Exercise goal
Copy every line, leaving nothing out and adding nothing.

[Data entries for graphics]
..........
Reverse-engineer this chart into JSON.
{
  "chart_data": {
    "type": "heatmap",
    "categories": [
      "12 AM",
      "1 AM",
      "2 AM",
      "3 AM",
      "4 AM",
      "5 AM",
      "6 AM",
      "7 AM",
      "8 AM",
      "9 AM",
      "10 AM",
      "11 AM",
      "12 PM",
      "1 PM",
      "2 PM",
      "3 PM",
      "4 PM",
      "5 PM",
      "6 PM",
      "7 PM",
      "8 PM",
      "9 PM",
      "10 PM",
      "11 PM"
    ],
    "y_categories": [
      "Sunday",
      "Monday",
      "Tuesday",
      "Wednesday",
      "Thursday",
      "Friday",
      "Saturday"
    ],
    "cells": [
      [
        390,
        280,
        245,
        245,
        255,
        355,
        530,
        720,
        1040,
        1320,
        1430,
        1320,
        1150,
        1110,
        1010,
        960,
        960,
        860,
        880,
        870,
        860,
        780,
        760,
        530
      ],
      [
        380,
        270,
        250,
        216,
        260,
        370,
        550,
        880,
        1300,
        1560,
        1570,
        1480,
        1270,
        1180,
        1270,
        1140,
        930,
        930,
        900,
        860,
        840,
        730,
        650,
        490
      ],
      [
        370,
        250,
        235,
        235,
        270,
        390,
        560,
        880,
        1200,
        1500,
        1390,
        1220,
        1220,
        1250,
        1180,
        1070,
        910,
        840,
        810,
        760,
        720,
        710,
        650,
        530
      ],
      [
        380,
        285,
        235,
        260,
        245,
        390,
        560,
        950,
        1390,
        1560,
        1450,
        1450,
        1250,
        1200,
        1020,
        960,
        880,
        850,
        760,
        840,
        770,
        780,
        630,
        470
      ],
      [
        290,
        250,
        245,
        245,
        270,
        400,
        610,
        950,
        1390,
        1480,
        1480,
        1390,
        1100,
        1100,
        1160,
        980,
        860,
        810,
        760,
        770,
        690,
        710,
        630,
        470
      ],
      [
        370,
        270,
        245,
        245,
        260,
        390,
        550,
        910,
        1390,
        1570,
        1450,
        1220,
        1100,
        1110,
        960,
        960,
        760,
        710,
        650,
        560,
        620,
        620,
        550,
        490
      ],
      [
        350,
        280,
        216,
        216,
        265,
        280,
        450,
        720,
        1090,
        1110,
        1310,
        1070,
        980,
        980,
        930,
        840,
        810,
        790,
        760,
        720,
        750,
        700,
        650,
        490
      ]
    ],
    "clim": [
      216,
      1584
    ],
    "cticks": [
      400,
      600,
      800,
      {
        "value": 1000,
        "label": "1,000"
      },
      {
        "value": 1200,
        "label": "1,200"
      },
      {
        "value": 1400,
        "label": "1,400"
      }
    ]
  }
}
..........
Solution below
Reverse-engineer this chart into JSON.
{
  "chart_data": {
    "type": "heatmap",
    "categories": [
      "12 AM",
      "1 AM",
      "2 AM",
      "3 AM",
      "4 AM",
      "5 AM",
      "6 AM",
      "7 AM",
      "8 AM",
      "9 AM",
      "10 AM",
      "11 AM",
      "12 PM",
      "1 PM",
      "2 PM",
      "3 PM",
      "4 PM",
      "5 PM",
      "6 PM",
      "7 PM",
      "8 PM",
      "9 PM",
      "10 PM",
      "11 PM"
    ],
    "y_categories": [
      "Sunday",
      "Monday",
      "Tuesday",
      "Wednesday",
      "Thursday",
      "Friday",
      "Saturday"
    ],
    "cells": [
      [
        390,
        280,
        245,
        245,
        255,
        355,
        530,
        720,
        1040,
        1320,
        1430,
        1320,
        1150,
        1110,
        1010,
        960,
        960,
        860,
        880,
        870,
        860,
        780,
        760,
        530
      ],
      [
        380,
        270,
        250,
        216,
        260,
        370,
        550,
        880,
        1300,
        1560,
        1570,
        1480,
        1270,
        1180,
        1270,
        1140,
        930,
        930,
        900,
        860,
        840,
        730,
        650,
        490
      ],
      [
        370,
        250,
        235,
        235,
        270,
        390,
        560,
        880,
        1200,
        1500,
        1390,
        1220,
        1220,
        1250,
        1180,
        1070,
        910,
        840,
        810,
        760,
        720,
        710,
        650,
        530
      ],
      [
        380,
        285,
        235,
        260,
        245,
        390,
        560,
        950,
        1390,
        1560,
        1450,
        1450,
        1250,
        1200,
        1020,
        960,
        880,
        850,
        760,
        840,
        770,
        780,
        630,
        470
      ],
      [
        290,
        250,
        245,
        245,
        270,
        400,
        610,
        950,
        1390,
        1480,
        1480,
        1390,
        1100,
        1100,
        1160,
        980,
        860,
        810,
        760,
        770,
        690,
        710,
        630,
        470
      ],
      [
        370,
        270,
        245,
        245,
        260,
        390,
        550,
        910,
        1390,
        1570,
        1450,
        1220,
        1100,
        1110,
        960,
        960,
        760,
        710,
        650,
        560,
        620,
        620,
        550,
        490
      ],
      [
        350,
        280,
        216,
        216,
        265,
        280,
        450,
        720,
        1090,
        1110,
        1310,
        1070,
        980,
        980,
        930,
        840,
        810,
        790,
        760,
        720,
        750,
        700,
        650,
        490
      ]
    ],
    "clim": [
      216,
      1584
    ],
    "cticks": [
      400,
      600,
      800,
      {
        "value": 1000,
        "label": "1,000"
      },
      {
        "value": 1200,
        "label": "1,200"
      },
      {
        "value": 1400,
        "label": "1,400"
      }
    ]
  }
}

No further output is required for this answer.